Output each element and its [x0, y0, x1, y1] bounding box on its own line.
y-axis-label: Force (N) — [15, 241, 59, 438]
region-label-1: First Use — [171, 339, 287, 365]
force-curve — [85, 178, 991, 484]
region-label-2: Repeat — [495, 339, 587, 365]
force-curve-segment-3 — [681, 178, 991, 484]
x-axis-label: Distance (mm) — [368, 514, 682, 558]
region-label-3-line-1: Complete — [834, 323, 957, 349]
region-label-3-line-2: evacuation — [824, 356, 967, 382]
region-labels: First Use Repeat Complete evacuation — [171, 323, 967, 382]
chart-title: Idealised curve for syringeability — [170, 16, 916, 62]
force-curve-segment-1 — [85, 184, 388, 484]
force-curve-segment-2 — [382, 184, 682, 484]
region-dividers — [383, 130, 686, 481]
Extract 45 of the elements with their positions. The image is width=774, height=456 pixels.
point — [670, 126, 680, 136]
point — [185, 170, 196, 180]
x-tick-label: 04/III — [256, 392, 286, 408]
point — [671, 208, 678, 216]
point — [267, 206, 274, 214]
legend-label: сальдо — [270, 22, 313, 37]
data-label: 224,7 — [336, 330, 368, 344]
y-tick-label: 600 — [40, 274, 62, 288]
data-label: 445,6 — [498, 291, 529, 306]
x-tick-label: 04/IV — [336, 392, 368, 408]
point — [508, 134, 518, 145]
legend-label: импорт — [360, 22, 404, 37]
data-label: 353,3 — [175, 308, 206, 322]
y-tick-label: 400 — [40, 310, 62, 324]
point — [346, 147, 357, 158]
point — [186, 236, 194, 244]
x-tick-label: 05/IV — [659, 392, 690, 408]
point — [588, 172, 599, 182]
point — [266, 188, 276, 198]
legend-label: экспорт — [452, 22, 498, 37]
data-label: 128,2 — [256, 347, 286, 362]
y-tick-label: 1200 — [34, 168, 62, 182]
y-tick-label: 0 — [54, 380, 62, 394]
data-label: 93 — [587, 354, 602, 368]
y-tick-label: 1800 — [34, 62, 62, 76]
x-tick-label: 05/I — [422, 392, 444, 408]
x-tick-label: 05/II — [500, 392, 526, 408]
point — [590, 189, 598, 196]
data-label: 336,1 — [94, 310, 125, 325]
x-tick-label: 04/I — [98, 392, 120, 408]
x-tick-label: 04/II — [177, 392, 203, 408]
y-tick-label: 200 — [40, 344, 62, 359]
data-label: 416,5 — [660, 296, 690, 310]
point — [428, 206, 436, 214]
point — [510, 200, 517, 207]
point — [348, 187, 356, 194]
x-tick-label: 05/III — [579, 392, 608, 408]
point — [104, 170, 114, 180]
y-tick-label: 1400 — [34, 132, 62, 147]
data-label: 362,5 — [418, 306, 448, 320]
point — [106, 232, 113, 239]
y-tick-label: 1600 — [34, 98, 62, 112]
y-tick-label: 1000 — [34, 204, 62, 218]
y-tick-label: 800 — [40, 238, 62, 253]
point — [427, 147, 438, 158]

====

> _INSTRUCTIONS TO FOLLOW_: Copy every one of the rows above, word for word and in the same order, without changing anything.

> _TASK RESPONSE_:
Output each element and its [x0, y0, x1, y1] bounding box on its own line.
y-axis-label: Force (N) — [15, 241, 59, 438]
region-label-1: First Use — [171, 339, 287, 365]
force-curve — [85, 178, 991, 484]
region-label-2: Repeat — [495, 339, 587, 365]
force-curve-segment-3 — [681, 178, 991, 484]
x-axis-label: Distance (mm) — [368, 514, 682, 558]
region-label-3-line-1: Complete — [834, 323, 957, 349]
region-label-3-line-2: evacuation — [824, 356, 967, 382]
region-labels: First Use Repeat Complete evacuation — [171, 323, 967, 382]
chart-title: Idealised curve for syringeability — [170, 16, 916, 62]
force-curve-segment-1 — [85, 184, 388, 484]
force-curve-segment-2 — [382, 184, 682, 484]
region-dividers — [383, 130, 686, 481]
Extract 45 of the elements with their positions. The image is width=774, height=456 pixels.
point — [670, 126, 680, 136]
point — [185, 170, 196, 180]
x-tick-label: 04/III — [256, 392, 286, 408]
point — [671, 208, 678, 216]
point — [267, 206, 274, 214]
legend-label: сальдо — [270, 22, 313, 37]
data-label: 224,7 — [336, 330, 368, 344]
y-tick-label: 600 — [40, 274, 62, 288]
data-label: 445,6 — [498, 291, 529, 306]
x-tick-label: 04/IV — [336, 392, 368, 408]
point — [508, 134, 518, 145]
legend-label: импорт — [360, 22, 404, 37]
data-label: 353,3 — [175, 308, 206, 322]
y-tick-label: 400 — [40, 310, 62, 324]
point — [346, 147, 357, 158]
point — [186, 236, 194, 244]
x-tick-label: 05/IV — [659, 392, 690, 408]
point — [588, 172, 599, 182]
point — [266, 188, 276, 198]
legend-label: экспорт — [452, 22, 498, 37]
data-label: 128,2 — [256, 347, 286, 362]
y-tick-label: 1200 — [34, 168, 62, 182]
y-tick-label: 0 — [54, 380, 62, 394]
data-label: 93 — [587, 354, 602, 368]
y-tick-label: 1800 — [34, 62, 62, 76]
x-tick-label: 05/I — [422, 392, 444, 408]
x-tick-label: 05/II — [500, 392, 526, 408]
point — [590, 189, 598, 196]
data-label: 336,1 — [94, 310, 125, 325]
x-tick-label: 04/I — [98, 392, 120, 408]
x-tick-label: 04/II — [177, 392, 203, 408]
y-tick-label: 200 — [40, 344, 62, 359]
data-label: 416,5 — [660, 296, 690, 310]
point — [428, 206, 436, 214]
point — [510, 200, 517, 207]
point — [348, 187, 356, 194]
x-tick-label: 05/III — [579, 392, 608, 408]
point — [104, 170, 114, 180]
y-tick-label: 1400 — [34, 132, 62, 147]
data-label: 362,5 — [418, 306, 448, 320]
point — [106, 232, 113, 239]
y-tick-label: 1600 — [34, 98, 62, 112]
y-tick-label: 1000 — [34, 204, 62, 218]
y-tick-label: 800 — [40, 238, 62, 253]
point — [427, 147, 438, 158]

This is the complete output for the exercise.